[TASK INSTRUCTIONS]: Go over the entries below line by line, copying each one that contains the word "globalizacji".

======== DATA SUPPLIED

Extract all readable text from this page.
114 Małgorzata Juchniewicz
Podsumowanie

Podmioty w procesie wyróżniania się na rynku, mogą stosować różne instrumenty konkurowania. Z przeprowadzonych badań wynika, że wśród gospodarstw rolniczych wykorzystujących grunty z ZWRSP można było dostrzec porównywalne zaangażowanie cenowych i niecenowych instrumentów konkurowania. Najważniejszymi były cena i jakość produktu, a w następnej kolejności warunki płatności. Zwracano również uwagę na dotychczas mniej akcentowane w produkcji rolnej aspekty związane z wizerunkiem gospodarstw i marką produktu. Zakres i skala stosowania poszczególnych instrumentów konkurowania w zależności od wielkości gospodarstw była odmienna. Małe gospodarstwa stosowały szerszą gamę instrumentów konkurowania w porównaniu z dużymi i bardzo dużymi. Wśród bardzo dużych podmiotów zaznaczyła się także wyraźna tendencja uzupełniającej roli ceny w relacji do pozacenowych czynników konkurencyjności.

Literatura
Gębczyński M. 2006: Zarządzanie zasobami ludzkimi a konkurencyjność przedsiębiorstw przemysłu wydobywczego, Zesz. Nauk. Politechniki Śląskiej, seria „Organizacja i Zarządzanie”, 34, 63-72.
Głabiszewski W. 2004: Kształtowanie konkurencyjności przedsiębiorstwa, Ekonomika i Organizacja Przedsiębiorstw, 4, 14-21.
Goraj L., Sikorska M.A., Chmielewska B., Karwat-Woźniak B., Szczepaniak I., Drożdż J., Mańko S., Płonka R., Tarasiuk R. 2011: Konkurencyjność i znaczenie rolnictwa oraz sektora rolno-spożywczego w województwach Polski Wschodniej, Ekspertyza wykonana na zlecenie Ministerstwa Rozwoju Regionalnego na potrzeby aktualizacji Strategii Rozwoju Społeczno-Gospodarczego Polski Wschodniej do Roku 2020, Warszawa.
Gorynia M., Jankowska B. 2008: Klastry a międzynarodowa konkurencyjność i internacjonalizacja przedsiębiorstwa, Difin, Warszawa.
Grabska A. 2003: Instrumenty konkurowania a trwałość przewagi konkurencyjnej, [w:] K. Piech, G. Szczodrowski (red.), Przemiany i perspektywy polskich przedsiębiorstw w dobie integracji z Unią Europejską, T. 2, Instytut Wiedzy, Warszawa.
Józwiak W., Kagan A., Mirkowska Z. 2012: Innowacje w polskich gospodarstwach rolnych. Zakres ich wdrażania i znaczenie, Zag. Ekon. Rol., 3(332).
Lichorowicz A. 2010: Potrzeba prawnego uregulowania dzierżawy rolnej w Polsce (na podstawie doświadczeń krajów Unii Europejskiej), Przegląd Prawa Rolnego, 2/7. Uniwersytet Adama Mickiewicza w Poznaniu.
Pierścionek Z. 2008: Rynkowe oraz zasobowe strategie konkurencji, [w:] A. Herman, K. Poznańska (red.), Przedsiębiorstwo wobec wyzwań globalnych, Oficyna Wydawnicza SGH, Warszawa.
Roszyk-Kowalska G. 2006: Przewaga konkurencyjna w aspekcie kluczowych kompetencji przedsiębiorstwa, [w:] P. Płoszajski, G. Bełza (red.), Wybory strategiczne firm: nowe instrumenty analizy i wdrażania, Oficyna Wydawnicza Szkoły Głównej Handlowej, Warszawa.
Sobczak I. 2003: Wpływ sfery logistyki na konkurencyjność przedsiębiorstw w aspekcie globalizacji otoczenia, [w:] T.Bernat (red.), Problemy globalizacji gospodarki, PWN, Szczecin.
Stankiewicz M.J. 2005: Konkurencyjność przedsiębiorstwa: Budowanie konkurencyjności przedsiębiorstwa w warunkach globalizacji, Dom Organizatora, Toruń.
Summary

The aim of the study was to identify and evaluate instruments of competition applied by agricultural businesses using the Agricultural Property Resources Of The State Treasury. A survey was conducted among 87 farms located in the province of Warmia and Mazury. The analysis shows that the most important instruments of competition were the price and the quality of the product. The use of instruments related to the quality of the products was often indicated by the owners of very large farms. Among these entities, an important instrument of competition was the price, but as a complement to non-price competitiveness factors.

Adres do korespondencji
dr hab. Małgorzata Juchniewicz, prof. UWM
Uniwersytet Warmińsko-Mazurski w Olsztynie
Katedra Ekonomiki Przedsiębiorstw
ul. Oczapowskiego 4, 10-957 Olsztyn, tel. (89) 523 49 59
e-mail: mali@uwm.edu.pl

================

[WRITTEN ANSWER]:
Sobczak I. 2003: Wpływ sfery logistyki na konkurencyjność przedsiębiorstw w aspekcie globalizacji otoczenia, [w:] T.Bernat (red.), Problemy globalizacji gospodarki, PWN, Szczecin.
Stankiewicz M.J. 2005: Konkurencyjność przedsiębiorstwa: Budowanie konkurencyjności przedsiębiorstwa w warunkach globalizacji, Dom Organizatora, Toruń.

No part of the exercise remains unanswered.